**What is needed:** Extract every line that includes the string "ventriculi".

Start of Supplied records

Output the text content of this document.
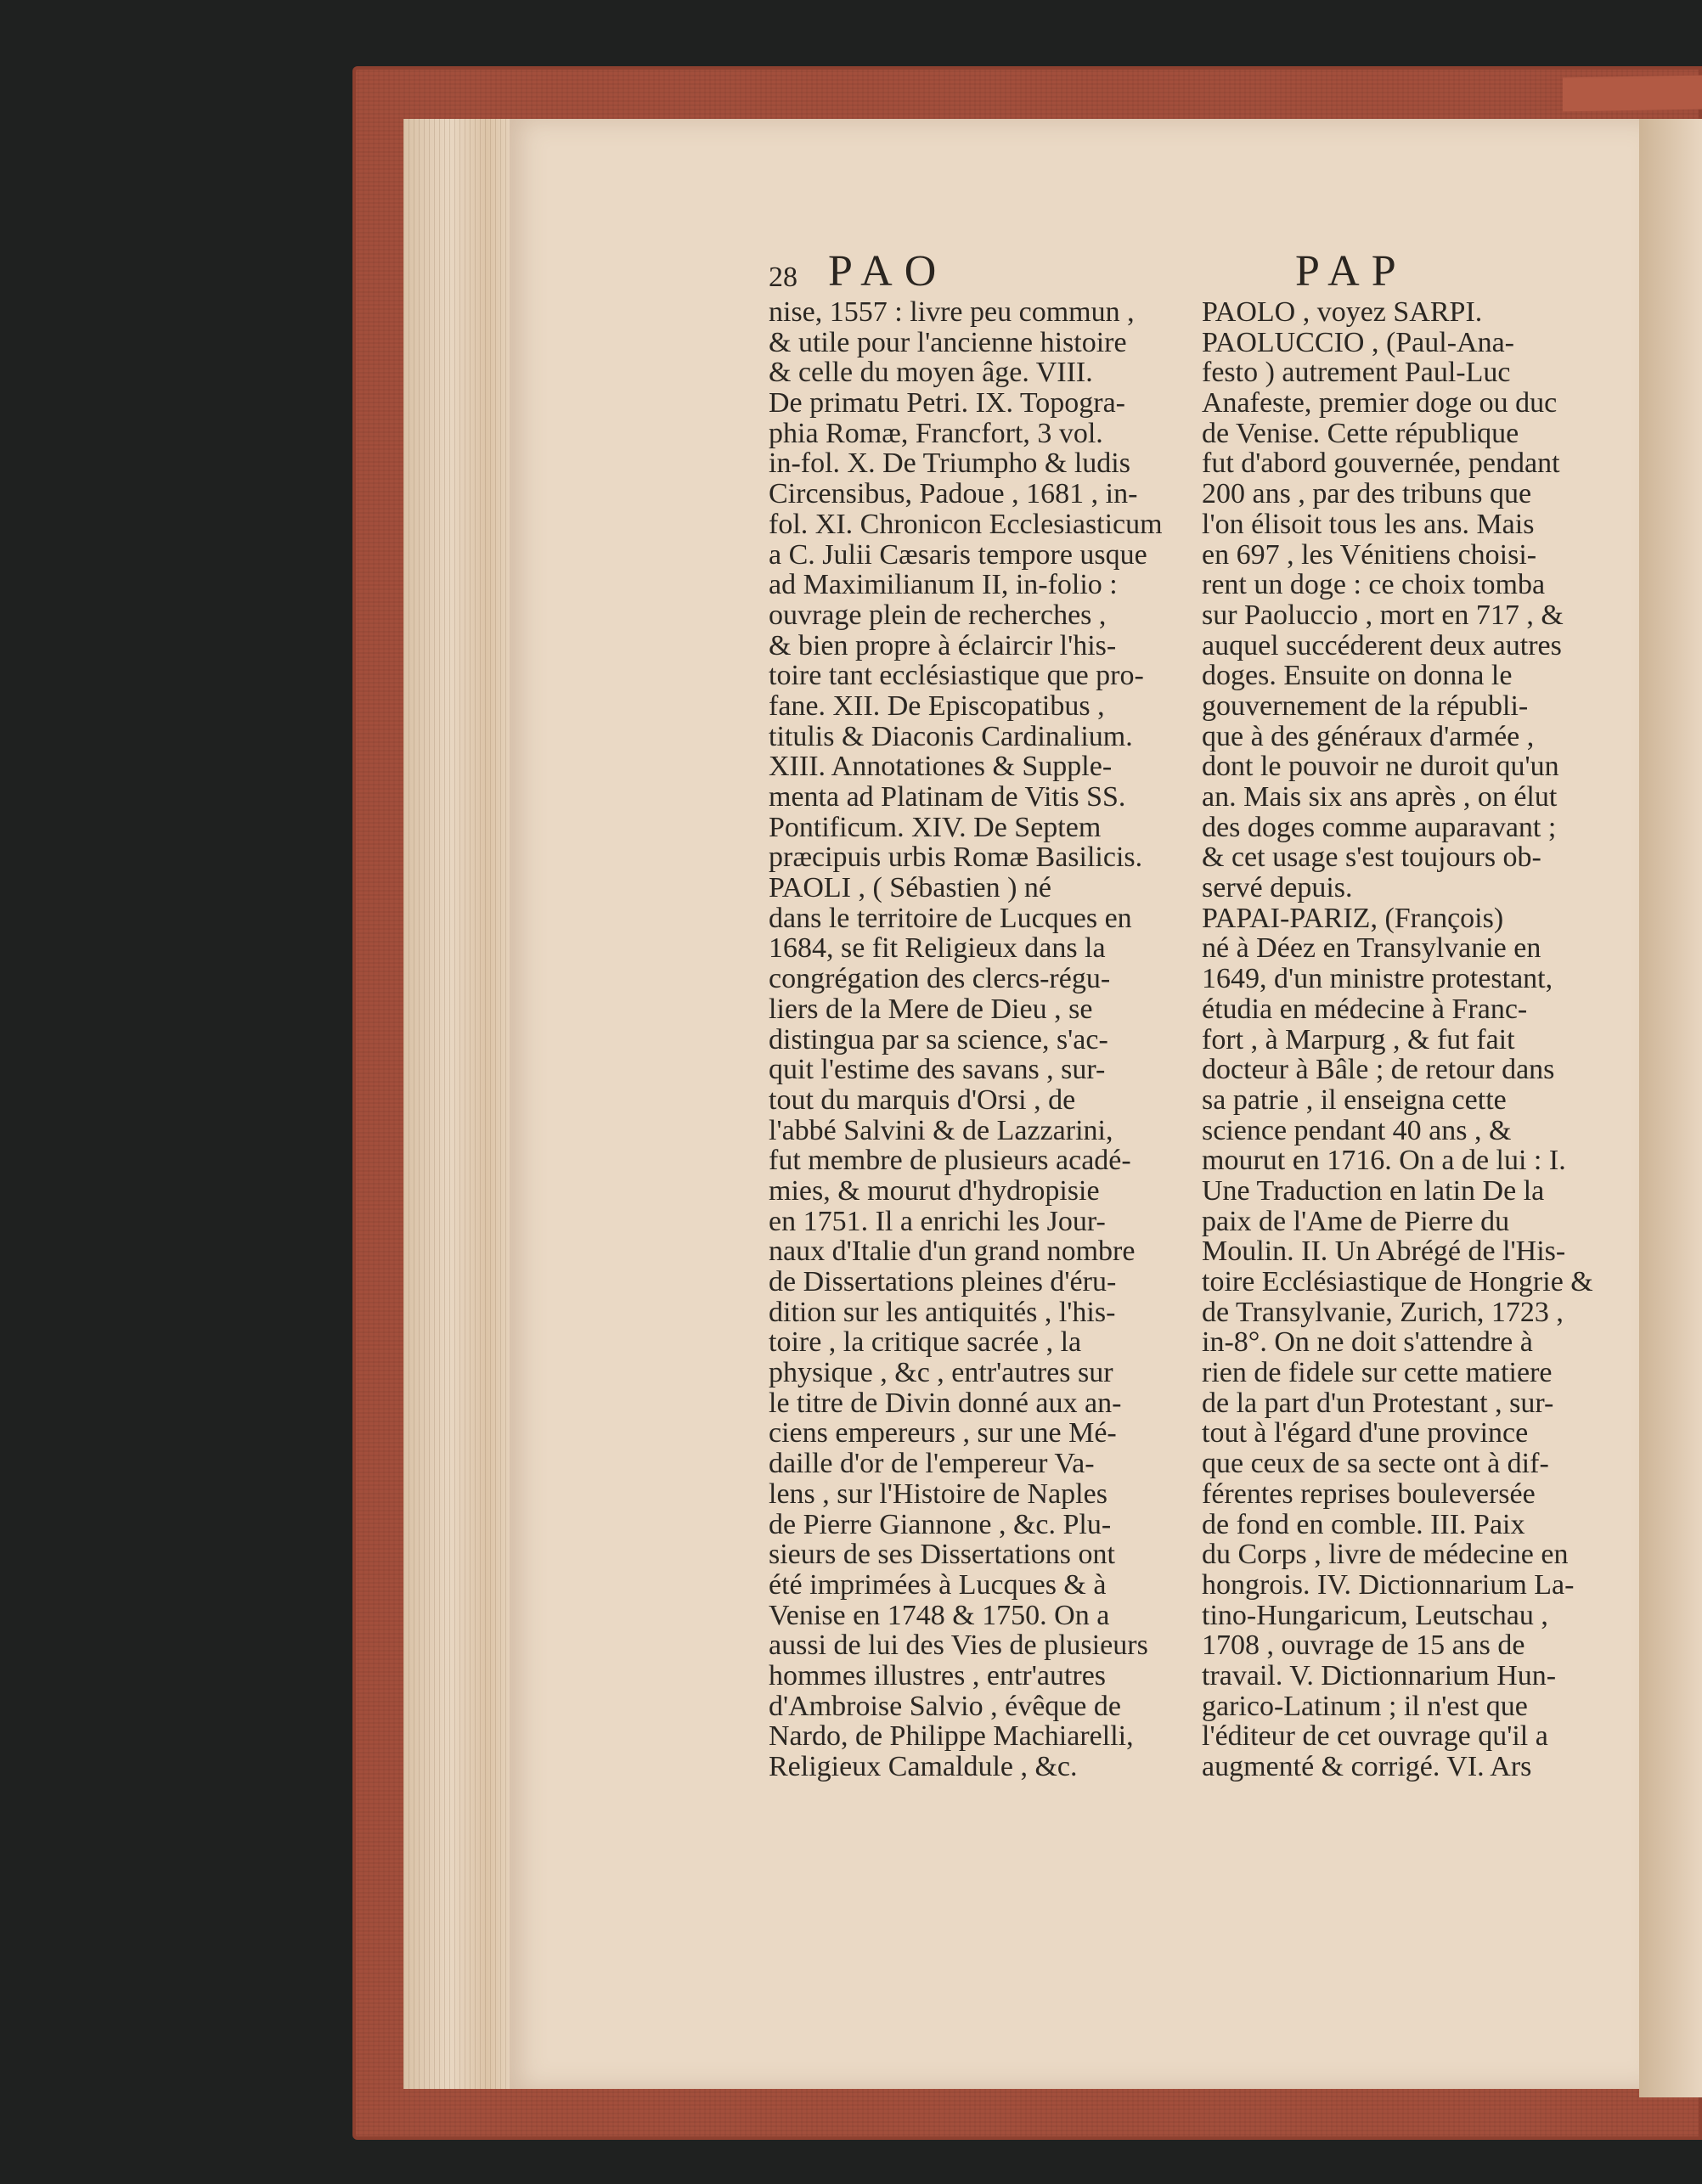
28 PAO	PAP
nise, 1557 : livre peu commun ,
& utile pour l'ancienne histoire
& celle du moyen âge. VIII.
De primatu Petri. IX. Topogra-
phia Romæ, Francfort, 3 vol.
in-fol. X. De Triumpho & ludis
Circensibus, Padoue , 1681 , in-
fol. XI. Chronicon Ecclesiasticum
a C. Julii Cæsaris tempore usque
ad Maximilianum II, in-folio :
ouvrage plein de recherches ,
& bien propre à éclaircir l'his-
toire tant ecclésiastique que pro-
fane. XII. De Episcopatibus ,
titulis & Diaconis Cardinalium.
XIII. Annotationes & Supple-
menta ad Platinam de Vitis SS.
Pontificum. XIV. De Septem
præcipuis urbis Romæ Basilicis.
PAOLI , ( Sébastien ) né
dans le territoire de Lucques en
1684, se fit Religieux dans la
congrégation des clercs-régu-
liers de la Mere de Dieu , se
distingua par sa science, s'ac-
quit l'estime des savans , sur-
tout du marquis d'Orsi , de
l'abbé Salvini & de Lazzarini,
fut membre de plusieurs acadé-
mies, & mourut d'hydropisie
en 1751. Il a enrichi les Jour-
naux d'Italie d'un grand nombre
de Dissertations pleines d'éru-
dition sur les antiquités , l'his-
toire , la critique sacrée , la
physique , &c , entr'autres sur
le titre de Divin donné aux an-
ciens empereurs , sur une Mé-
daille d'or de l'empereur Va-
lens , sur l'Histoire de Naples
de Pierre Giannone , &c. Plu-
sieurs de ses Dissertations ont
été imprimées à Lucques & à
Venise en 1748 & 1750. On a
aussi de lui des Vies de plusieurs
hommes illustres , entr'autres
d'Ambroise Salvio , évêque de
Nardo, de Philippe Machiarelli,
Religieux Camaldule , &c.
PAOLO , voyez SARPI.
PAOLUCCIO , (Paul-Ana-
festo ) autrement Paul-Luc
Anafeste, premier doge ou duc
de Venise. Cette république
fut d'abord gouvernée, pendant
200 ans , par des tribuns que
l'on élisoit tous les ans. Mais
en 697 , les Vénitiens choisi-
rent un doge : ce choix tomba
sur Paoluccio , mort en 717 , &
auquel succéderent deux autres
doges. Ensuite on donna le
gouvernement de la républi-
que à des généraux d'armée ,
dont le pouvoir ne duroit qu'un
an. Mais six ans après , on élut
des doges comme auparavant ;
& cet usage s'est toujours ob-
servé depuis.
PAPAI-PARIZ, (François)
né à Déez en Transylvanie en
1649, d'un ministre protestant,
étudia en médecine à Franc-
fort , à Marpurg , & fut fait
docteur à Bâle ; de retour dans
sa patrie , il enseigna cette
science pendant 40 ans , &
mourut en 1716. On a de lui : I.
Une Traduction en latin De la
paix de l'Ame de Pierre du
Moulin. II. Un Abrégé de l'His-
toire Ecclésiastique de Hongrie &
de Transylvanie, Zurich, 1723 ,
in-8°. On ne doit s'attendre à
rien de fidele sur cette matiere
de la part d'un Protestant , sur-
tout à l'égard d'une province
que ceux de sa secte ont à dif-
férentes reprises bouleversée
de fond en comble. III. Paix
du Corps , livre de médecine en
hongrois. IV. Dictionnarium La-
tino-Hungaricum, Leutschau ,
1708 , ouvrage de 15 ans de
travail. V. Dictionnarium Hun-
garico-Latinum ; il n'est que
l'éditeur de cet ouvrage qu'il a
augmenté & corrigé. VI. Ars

End of Supplied records
Start of Supplied records

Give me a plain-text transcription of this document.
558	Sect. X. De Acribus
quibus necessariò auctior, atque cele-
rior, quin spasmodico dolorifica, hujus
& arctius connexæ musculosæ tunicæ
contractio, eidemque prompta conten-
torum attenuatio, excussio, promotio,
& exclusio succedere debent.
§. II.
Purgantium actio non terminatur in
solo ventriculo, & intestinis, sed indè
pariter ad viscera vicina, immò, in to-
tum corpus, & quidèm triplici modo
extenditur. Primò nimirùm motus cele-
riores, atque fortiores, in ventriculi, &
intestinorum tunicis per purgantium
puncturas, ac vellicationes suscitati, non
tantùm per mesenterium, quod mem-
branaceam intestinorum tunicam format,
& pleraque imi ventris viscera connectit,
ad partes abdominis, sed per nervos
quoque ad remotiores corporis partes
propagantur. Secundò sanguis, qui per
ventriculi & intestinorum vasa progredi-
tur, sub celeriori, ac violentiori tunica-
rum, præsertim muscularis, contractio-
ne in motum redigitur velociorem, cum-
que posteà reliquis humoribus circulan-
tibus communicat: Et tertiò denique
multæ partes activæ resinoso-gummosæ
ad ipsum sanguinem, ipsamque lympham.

End of Supplied records

**Solution below:**
riores, atque fortiores, in ventriculi, &
ventriculi & intestinorum vasa progredi-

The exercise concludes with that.